▸ Prompt
Gather every line of the entries that includes the word "주장하였다".

Recorded data
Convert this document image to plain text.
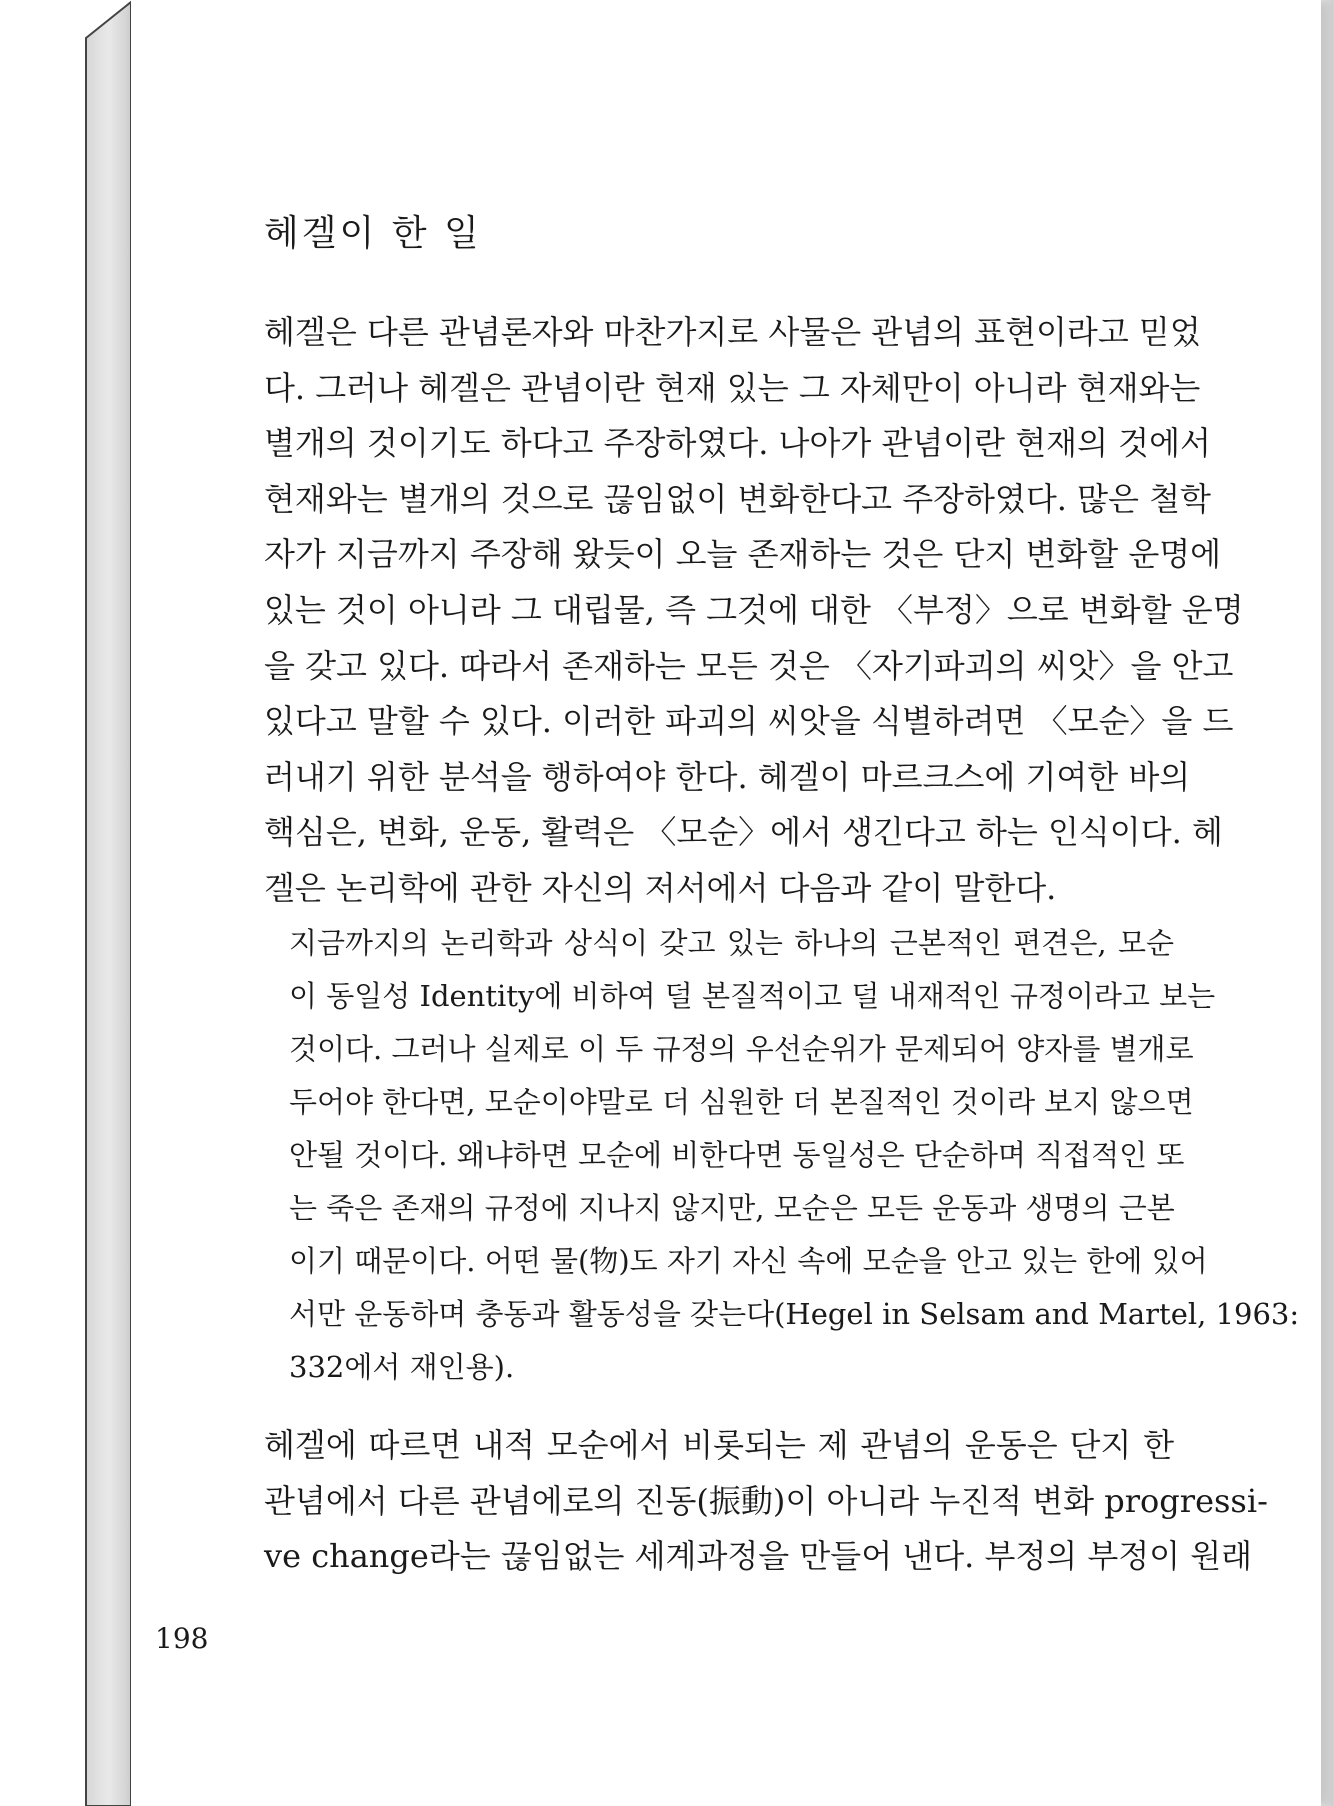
헤겔이 한 일
헤겔은 다른 관념론자와 마찬가지로 사물은 관념의 표현이라고 믿었
다. 그러나 헤겔은 관념이란 현재 있는 그 자체만이 아니라 현재와는
별개의 것이기도 하다고 주장하였다. 나아가 관념이란 현재의 것에서
현재와는 별개의 것으로 끊임없이 변화한다고 주장하였다. 많은 철학
자가 지금까지 주장해 왔듯이 오늘 존재하는 것은 단지 변화할 운명에
있는 것이 아니라 그 대립물, 즉 그것에 대한 〈부정〉으로 변화할 운명
을 갖고 있다. 따라서 존재하는 모든 것은 〈자기파괴의 씨앗〉을 안고
있다고 말할 수 있다. 이러한 파괴의 씨앗을 식별하려면 〈모순〉을 드
러내기 위한 분석을 행하여야 한다. 헤겔이 마르크스에 기여한 바의
핵심은, 변화, 운동, 활력은 〈모순〉에서 생긴다고 하는 인식이다. 헤
겔은 논리학에 관한 자신의 저서에서 다음과 같이 말한다.
지금까지의 논리학과 상식이 갖고 있는 하나의 근본적인 편견은, 모순
이 동일성 Identity에 비하여 덜 본질적이고 덜 내재적인 규정이라고 보는
것이다. 그러나 실제로 이 두 규정의 우선순위가 문제되어 양자를 별개로
두어야 한다면, 모순이야말로 더 심원한 더 본질적인 것이라 보지 않으면
안될 것이다. 왜냐하면 모순에 비한다면 동일성은 단순하며 직접적인 또
는 죽은 존재의 규정에 지나지 않지만, 모순은 모든 운동과 생명의 근본
이기 때문이다. 어떤 물(物)도 자기 자신 속에 모순을 안고 있는 한에 있어
서만 운동하며 충동과 활동성을 갖는다(Hegel in Selsam and Martel, 1963:
332에서 재인용).
헤겔에 따르면 내적 모순에서 비롯되는 제 관념의 운동은 단지 한
관념에서 다른 관념에로의 진동(振動)이 아니라 누진적 변화 progressi-
ve change라는 끊임없는 세계과정을 만들어 낸다. 부정의 부정이 원래
198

▸ Answer to this exercise
별개의 것이기도 하다고 주장하였다. 나아가 관념이란 현재의 것에서
현재와는 별개의 것으로 끊임없이 변화한다고 주장하였다. 많은 철학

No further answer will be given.